▸ **PASSAGE PROVIDED**:
1
votes

I use lucene.net to index the documents. My main aim was to get to search and have the line number and the line of text returned in a document.

Here's the code that indexes

using (TextReader contentsReader = new StreamReader(fi.FullName))
{
    doc.Add(new StringField("FullFileName", fi.FullName, Field.Store.YES));
    doc.Add(new StringField("LastModifiedDate", modDate, Field.Store.YES));
    //doc.Add(new TextField("Contents", contentsReader.ReadToEnd(), Field.Store.YES));

    int lineCount = 1;
    string line = String.Empty;
    while ((line = contentsReader.ReadLine()) != null)
    {
        doc.Add(new Int32Field("LineNo", lineCount, Field.Store.YES));
        doc.Add(new TextField("Contents", line, Field.Store.YES));
        lineCount++;
    }

    Console.ForegroundColor = ConsoleColor.Blue;
    Console.WriteLine("adding " + fi.Name);
    Console.ResetColor();
    writer.AddDocument(doc);
}

As you can see I add the filename, modified date, then I loop through all the lines in the file and add a TextField for each line.

This is how I search:

  Lucene.Net.Analysis.Analyzer analyzer = new Lucene.Net.Analysis.Standard.StandardAnalyzer(Lucene.Net.Util.LuceneVersion.LUCENE_48);
            QueryParser parser = new QueryParser(Lucene.Net.Util.LuceneVersion.LUCENE_48, "Contents", analyzer);
            Lucene.Net.Search.Query query = parser.Parse(searchString);

    Lucene.Net.Store.Directory directory = Lucene.Net.Store.FSDirectory.Open(new System.IO.DirectoryInfo(indexDir));
    Lucene.Net.Search.IndexSearcher searcher = new Lucene.Net.Search.IndexSearcher(Lucene.Net.Index.DirectoryReader.Open(directory));
    TopScoreDocCollector collector = TopScoreDocCollector.Create(100, true);
    searcher.Search(query, collector);
    ScoreDoc[] hits1 = collector.GetTopDocs().ScoreDocs;
    for (int i = 0; i < hits1.Length; i++)

▸ **EXERCISE**:
Copy out the Lucene.NET indexing post above in full, word for word.

▸ **SUPPLIED RECORDS**:

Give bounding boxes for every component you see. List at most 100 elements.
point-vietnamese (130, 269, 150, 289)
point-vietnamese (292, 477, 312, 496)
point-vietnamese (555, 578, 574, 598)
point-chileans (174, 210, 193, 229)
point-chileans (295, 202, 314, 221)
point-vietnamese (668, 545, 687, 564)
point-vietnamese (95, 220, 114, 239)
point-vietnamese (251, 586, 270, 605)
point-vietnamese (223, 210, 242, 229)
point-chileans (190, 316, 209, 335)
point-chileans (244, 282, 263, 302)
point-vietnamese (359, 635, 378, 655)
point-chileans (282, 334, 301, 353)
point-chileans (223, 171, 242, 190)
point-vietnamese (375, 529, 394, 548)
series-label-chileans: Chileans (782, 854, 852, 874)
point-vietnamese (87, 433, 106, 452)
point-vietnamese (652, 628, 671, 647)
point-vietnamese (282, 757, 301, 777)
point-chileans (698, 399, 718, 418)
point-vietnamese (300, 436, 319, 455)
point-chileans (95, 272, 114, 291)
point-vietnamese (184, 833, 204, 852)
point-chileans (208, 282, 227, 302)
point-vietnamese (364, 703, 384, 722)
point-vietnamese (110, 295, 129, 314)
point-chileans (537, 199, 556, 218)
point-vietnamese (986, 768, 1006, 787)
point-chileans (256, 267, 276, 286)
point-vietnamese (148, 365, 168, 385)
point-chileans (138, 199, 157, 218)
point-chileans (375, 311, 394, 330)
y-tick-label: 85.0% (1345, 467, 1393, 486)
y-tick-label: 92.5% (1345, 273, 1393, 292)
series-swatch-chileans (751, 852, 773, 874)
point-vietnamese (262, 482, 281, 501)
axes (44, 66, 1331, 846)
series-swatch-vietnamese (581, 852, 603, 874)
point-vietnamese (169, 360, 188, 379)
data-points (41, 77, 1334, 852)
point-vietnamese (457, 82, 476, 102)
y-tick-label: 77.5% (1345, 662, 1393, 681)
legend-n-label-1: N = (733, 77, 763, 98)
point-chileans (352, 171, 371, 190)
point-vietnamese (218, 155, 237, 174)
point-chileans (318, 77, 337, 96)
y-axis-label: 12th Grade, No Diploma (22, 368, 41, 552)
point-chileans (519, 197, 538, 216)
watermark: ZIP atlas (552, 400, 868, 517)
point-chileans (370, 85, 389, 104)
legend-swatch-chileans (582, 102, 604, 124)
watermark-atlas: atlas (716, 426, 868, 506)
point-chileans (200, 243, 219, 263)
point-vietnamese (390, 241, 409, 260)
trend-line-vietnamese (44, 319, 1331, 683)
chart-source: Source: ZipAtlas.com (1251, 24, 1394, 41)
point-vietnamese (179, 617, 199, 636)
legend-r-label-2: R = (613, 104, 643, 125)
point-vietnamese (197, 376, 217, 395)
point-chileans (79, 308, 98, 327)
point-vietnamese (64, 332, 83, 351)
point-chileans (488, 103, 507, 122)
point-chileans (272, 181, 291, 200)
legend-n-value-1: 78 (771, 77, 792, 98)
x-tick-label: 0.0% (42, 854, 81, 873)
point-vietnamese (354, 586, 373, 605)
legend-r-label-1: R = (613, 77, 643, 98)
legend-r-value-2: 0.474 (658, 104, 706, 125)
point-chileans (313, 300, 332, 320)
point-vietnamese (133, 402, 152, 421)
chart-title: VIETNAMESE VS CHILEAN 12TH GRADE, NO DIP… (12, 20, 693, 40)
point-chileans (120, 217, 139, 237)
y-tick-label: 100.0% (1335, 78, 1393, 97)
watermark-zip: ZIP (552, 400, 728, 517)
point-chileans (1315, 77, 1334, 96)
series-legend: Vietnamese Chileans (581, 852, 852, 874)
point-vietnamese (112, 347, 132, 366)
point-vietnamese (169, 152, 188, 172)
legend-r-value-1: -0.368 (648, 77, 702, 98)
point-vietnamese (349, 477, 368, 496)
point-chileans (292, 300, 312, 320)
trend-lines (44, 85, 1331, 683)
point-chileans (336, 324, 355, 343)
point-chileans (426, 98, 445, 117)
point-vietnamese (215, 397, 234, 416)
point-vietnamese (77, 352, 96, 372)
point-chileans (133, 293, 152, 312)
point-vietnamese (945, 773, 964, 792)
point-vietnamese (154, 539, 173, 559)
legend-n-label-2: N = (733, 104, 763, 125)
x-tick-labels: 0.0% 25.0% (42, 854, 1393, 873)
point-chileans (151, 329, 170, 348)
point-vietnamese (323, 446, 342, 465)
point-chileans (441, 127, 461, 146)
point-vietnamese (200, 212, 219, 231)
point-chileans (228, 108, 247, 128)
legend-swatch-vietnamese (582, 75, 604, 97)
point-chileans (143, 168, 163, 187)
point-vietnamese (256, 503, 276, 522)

▸ **ANSWER TO THE TASK**:
1
votes

I use lucene.net to index the documents. My main aim was to get to search and have the line number and the line of text returned in a document.

Here's the code that indexes

using (TextReader contentsReader = new StreamReader(fi.FullName))
{
    doc.Add(new StringField("FullFileName", fi.FullName, Field.Store.YES));
    doc.Add(new StringField("LastModifiedDate", modDate, Field.Store.YES));
    //doc.Add(new TextField("Contents", contentsReader.ReadToEnd(), Field.Store.YES));

    int lineCount = 1;
    string line = String.Empty;
    while ((line = contentsReader.ReadLine()) != null)
    {
        doc.Add(new Int32Field("LineNo", lineCount, Field.Store.YES));
        doc.Add(new TextField("Contents", line, Field.Store.YES));
        lineCount++;
    }

    Console.ForegroundColor = ConsoleColor.Blue;
    Console.WriteLine("adding " + fi.Name);
    Console.ResetColor();
    writer.AddDocument(doc);
}

As you can see I add the filename, modified date, then I loop through all the lines in the file and add a TextField for each line.

This is how I search:

  Lucene.Net.Analysis.Analyzer analyzer = new Lucene.Net.Analysis.Standard.StandardAnalyzer(Lucene.Net.Util.LuceneVersion.LUCENE_48);
            QueryParser parser = new QueryParser(Lucene.Net.Util.LuceneVersion.LUCENE_48, "Contents", analyzer);
            Lucene.Net.Search.Query query = parser.Parse(searchString);

    Lucene.Net.Store.Directory directory = Lucene.Net.Store.FSDirectory.Open(new System.IO.DirectoryInfo(indexDir));
    Lucene.Net.Search.IndexSearcher searcher = new Lucene.Net.Search.IndexSearcher(Lucene.Net.Index.DirectoryReader.Open(directory));
    TopScoreDocCollector collector = TopScoreDocCollector.Create(100, true);
    searcher.Search(query, collector);
    ScoreDoc[] hits1 = collector.GetTopDocs().ScoreDocs;
    for (int i = 0; i < hits1.Length; i++)